## BEGIN Exercise data

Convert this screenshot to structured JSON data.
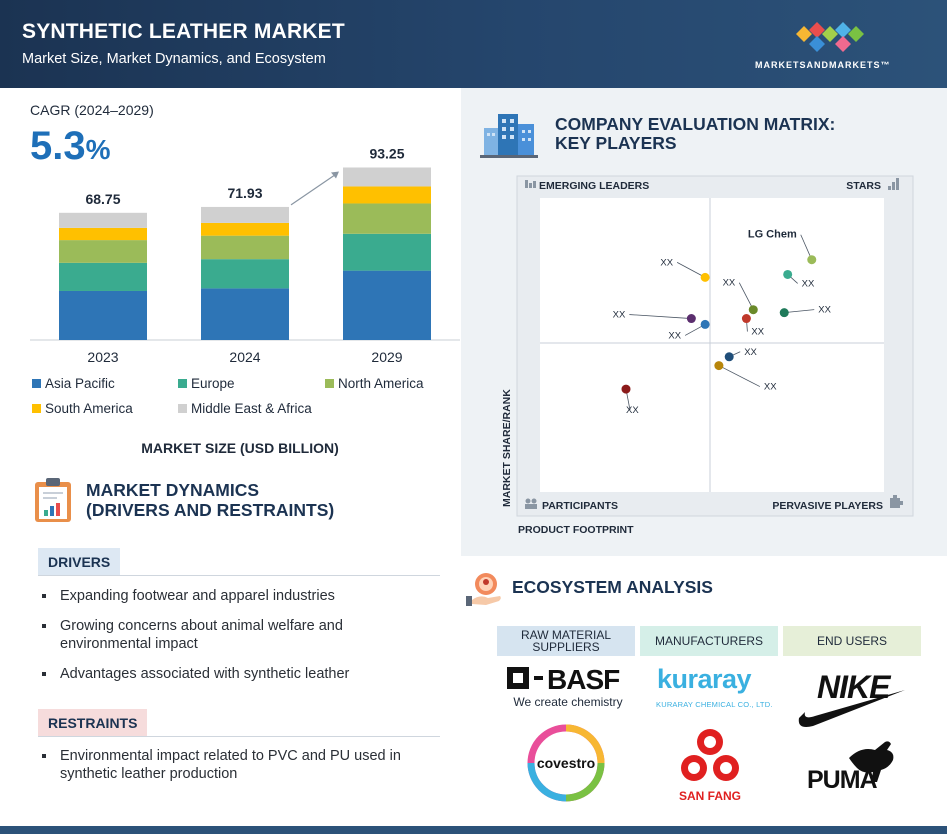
{
  "header": {
    "title": "SYNTHETIC LEATHER MARKET",
    "subtitle": "Market Size, Market Dynamics, and Ecosystem",
    "logo_text": "MARKETSANDMARKETS™",
    "bg_color": "#1b3352"
  },
  "cagr": {
    "label": "CAGR (2024–2029)",
    "value": "5.3",
    "unit": "%"
  },
  "chart_data": {
    "type": "bar",
    "stacked": true,
    "categories": [
      "2023",
      "2024",
      "2029"
    ],
    "totals": [
      68.75,
      71.93,
      93.25
    ],
    "total_labels": [
      "68.75",
      "71.93",
      "93.25"
    ],
    "series": [
      {
        "name": "Asia Pacific",
        "color": "#2e75b6",
        "values": [
          26.5,
          27.9,
          37.5
        ]
      },
      {
        "name": "Europe",
        "color": "#3aab8f",
        "values": [
          15.2,
          15.8,
          19.9
        ]
      },
      {
        "name": "North America",
        "color": "#9bbb59",
        "values": [
          12.3,
          12.7,
          16.4
        ]
      },
      {
        "name": "South America",
        "color": "#ffc000",
        "values": [
          6.6,
          6.9,
          9.2
        ]
      },
      {
        "name": "Middle East & Africa",
        "color": "#d0d0d0",
        "values": [
          8.15,
          8.63,
          10.25
        ]
      }
    ],
    "xlabel": "MARKET SIZE (USD BILLION)",
    "ylabel": "",
    "ylim": [
      0,
      100
    ],
    "grid": false,
    "legend_position": "bottom",
    "growth_arrow": true
  },
  "dynamics": {
    "title_line1": "MARKET DYNAMICS",
    "title_line2": "(DRIVERS AND RESTRAINTS)",
    "drivers_label": "DRIVERS",
    "drivers_color": "#dde8f3",
    "drivers": [
      "Expanding footwear and apparel industries",
      "Growing concerns about animal welfare and",
      "environmental impact",
      "Advantages associated with synthetic leather"
    ],
    "restraints_label": "RESTRAINTS",
    "restraints_color": "#f6dcdc",
    "restraints": [
      "Environmental impact related to PVC and PU used in",
      "synthetic leather production"
    ]
  },
  "matrix": {
    "title_line1": "COMPANY EVALUATION MATRIX:",
    "title_line2": "KEY PLAYERS",
    "quadrants": {
      "top_left": "EMERGING LEADERS",
      "top_right": "STARS",
      "bottom_left": "PARTICIPANTS",
      "bottom_right": "PERVASIVE PLAYERS"
    },
    "y_axis": "MARKET SHARE/RANK",
    "x_axis": "PRODUCT FOOTPRINT",
    "players": [
      {
        "label": "LG Chem",
        "footprint": 0.79,
        "share": 0.79,
        "color": "#9bbb59",
        "bold": true
      },
      {
        "label": "XX",
        "footprint": 0.72,
        "share": 0.74,
        "color": "#3aab8f"
      },
      {
        "label": "XX",
        "footprint": 0.48,
        "share": 0.73,
        "color": "#ffc000"
      },
      {
        "label": "XX",
        "footprint": 0.62,
        "share": 0.62,
        "color": "#6a8a2a"
      },
      {
        "label": "XX",
        "footprint": 0.71,
        "share": 0.61,
        "color": "#1f7a5a"
      },
      {
        "label": "XX",
        "footprint": 0.6,
        "share": 0.59,
        "color": "#c0392b"
      },
      {
        "label": "XX",
        "footprint": 0.44,
        "share": 0.59,
        "color": "#5b2e6e"
      },
      {
        "label": "XX",
        "footprint": 0.48,
        "share": 0.57,
        "color": "#2e75b6"
      },
      {
        "label": "XX",
        "footprint": 0.55,
        "share": 0.46,
        "color": "#1f4e79"
      },
      {
        "label": "XX",
        "footprint": 0.52,
        "share": 0.43,
        "color": "#b8860b"
      },
      {
        "label": "XX",
        "footprint": 0.25,
        "share": 0.35,
        "color": "#8b1a1a"
      }
    ]
  },
  "ecosystem": {
    "title": "ECOSYSTEM ANALYSIS",
    "columns": [
      {
        "label_line1": "RAW MATERIAL",
        "label_line2": "SUPPLIERS",
        "color": "#d6e4f0"
      },
      {
        "label_line1": "MANUFACTURERS",
        "label_line2": "",
        "color": "#d5efe8"
      },
      {
        "label_line1": "END USERS",
        "label_line2": "",
        "color": "#e6efd8"
      }
    ],
    "logos": {
      "basf": "BASF",
      "basf_tagline": "We create chemistry",
      "covestro": "covestro",
      "kuraray": "kuraray",
      "kuraray_sub": "KURARAY CHEMICAL CO., LTD.",
      "sanfang": "SAN FANG",
      "nike": "NIKE",
      "puma": "PUMA"
    }
  }
}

## END Exercise data

Goal:
Transcribe all of the material exactly, leaving out whatever pictures it contains.

Exercise output:
Convert this screenshot to structured JSON data.
{
  "header": {
    "title": "SYNTHETIC LEATHER MARKET",
    "subtitle": "Market Size, Market Dynamics, and Ecosystem",
    "logo_text": "MARKETSANDMARKETS™",
    "bg_color": "#1b3352"
  },
  "cagr": {
    "label": "CAGR (2024–2029)",
    "value": "5.3",
    "unit": "%"
  },
  "chart_data": {
    "type": "bar",
    "stacked": true,
    "categories": [
      "2023",
      "2024",
      "2029"
    ],
    "totals": [
      68.75,
      71.93,
      93.25
    ],
    "total_labels": [
      "68.75",
      "71.93",
      "93.25"
    ],
    "series": [
      {
        "name": "Asia Pacific",
        "color": "#2e75b6",
        "values": [
          26.5,
          27.9,
          37.5
        ]
      },
      {
        "name": "Europe",
        "color": "#3aab8f",
        "values": [
          15.2,
          15.8,
          19.9
        ]
      },
      {
        "name": "North America",
        "color": "#9bbb59",
        "values": [
          12.3,
          12.7,
          16.4
        ]
      },
      {
        "name": "South America",
        "color": "#ffc000",
        "values": [
          6.6,
          6.9,
          9.2
        ]
      },
      {
        "name": "Middle East & Africa",
        "color": "#d0d0d0",
        "values": [
          8.15,
          8.63,
          10.25
        ]
      }
    ],
    "xlabel": "MARKET SIZE (USD BILLION)",
    "ylabel": "",
    "ylim": [
      0,
      100
    ],
    "grid": false,
    "legend_position": "bottom",
    "growth_arrow": true
  },
  "dynamics": {
    "title_line1": "MARKET DYNAMICS",
    "title_line2": "(DRIVERS AND RESTRAINTS)",
    "drivers_label": "DRIVERS",
    "drivers_color": "#dde8f3",
    "drivers": [
      "Expanding footwear and apparel industries",
      "Growing concerns about animal welfare and",
      "environmental impact",
      "Advantages associated with synthetic leather"
    ],
    "restraints_label": "RESTRAINTS",
    "restraints_color": "#f6dcdc",
    "restraints": [
      "Environmental impact related to PVC and PU used in",
      "synthetic leather production"
    ]
  },
  "matrix": {
    "title_line1": "COMPANY EVALUATION MATRIX:",
    "title_line2": "KEY PLAYERS",
    "quadrants": {
      "top_left": "EMERGING LEADERS",
      "top_right": "STARS",
      "bottom_left": "PARTICIPANTS",
      "bottom_right": "PERVASIVE PLAYERS"
    },
    "y_axis": "MARKET SHARE/RANK",
    "x_axis": "PRODUCT FOOTPRINT",
    "players": [
      {
        "label": "LG Chem",
        "footprint": 0.79,
        "share": 0.79,
        "color": "#9bbb59",
        "bold": true
      },
      {
        "label": "XX",
        "footprint": 0.72,
        "share": 0.74,
        "color": "#3aab8f"
      },
      {
        "label": "XX",
        "footprint": 0.48,
        "share": 0.73,
        "color": "#ffc000"
      },
      {
        "label": "XX",
        "footprint": 0.62,
        "share": 0.62,
        "color": "#6a8a2a"
      },
      {
        "label": "XX",
        "footprint": 0.71,
        "share": 0.61,
        "color": "#1f7a5a"
      },
      {
        "label": "XX",
        "footprint": 0.6,
        "share": 0.59,
        "color": "#c0392b"
      },
      {
        "label": "XX",
        "footprint": 0.44,
        "share": 0.59,
        "color": "#5b2e6e"
      },
      {
        "label": "XX",
        "footprint": 0.48,
        "share": 0.57,
        "color": "#2e75b6"
      },
      {
        "label": "XX",
        "footprint": 0.55,
        "share": 0.46,
        "color": "#1f4e79"
      },
      {
        "label": "XX",
        "footprint": 0.52,
        "share": 0.43,
        "color": "#b8860b"
      },
      {
        "label": "XX",
        "footprint": 0.25,
        "share": 0.35,
        "color": "#8b1a1a"
      }
    ]
  },
  "ecosystem": {
    "title": "ECOSYSTEM ANALYSIS",
    "columns": [
      {
        "label_line1": "RAW MATERIAL",
        "label_line2": "SUPPLIERS",
        "color": "#d6e4f0"
      },
      {
        "label_line1": "MANUFACTURERS",
        "label_line2": "",
        "color": "#d5efe8"
      },
      {
        "label_line1": "END USERS",
        "label_line2": "",
        "color": "#e6efd8"
      }
    ],
    "logos": {
      "basf": "BASF",
      "basf_tagline": "We create chemistry",
      "covestro": "covestro",
      "kuraray": "kuraray",
      "kuraray_sub": "KURARAY CHEMICAL CO., LTD.",
      "sanfang": "SAN FANG",
      "nike": "NIKE",
      "puma": "PUMA"
    }
  }
}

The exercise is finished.